Entries from a dataset:
==============================

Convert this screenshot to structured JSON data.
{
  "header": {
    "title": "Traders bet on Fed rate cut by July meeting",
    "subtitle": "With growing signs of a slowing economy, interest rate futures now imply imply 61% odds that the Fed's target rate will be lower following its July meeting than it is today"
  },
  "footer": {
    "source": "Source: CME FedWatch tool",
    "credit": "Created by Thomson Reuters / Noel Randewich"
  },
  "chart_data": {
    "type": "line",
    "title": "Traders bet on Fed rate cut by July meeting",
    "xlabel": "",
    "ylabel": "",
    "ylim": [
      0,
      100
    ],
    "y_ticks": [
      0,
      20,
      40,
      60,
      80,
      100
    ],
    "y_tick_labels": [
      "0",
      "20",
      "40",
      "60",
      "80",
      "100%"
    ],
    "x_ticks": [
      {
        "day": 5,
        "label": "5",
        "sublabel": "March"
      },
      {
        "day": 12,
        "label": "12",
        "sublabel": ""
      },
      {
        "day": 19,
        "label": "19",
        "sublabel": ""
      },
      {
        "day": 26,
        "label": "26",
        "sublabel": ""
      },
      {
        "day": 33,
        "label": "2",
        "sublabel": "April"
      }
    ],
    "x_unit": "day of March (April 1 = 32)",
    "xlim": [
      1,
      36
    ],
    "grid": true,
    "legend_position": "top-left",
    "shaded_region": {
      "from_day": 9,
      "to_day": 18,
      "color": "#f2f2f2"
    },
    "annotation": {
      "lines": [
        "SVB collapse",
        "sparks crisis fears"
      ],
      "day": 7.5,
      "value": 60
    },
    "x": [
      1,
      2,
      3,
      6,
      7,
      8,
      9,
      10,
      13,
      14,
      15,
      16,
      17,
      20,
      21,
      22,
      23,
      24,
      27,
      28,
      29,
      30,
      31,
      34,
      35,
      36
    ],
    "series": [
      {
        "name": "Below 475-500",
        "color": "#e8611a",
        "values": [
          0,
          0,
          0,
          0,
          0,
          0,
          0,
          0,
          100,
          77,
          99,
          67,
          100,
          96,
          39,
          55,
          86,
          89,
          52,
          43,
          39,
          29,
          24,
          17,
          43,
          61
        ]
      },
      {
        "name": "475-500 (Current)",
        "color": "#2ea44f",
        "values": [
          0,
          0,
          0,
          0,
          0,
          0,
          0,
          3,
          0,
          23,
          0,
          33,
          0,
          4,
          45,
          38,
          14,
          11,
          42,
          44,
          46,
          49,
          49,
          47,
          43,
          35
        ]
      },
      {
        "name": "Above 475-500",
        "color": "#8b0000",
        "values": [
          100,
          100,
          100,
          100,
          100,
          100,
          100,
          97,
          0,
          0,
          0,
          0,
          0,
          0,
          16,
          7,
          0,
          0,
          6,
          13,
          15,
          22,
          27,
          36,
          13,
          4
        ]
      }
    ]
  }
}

==============================

Required task
Show every line in the entries where the string "March" occurs.

In response
        "sublabel": "March"
    "x_unit": "day of March (April 1 = 32)",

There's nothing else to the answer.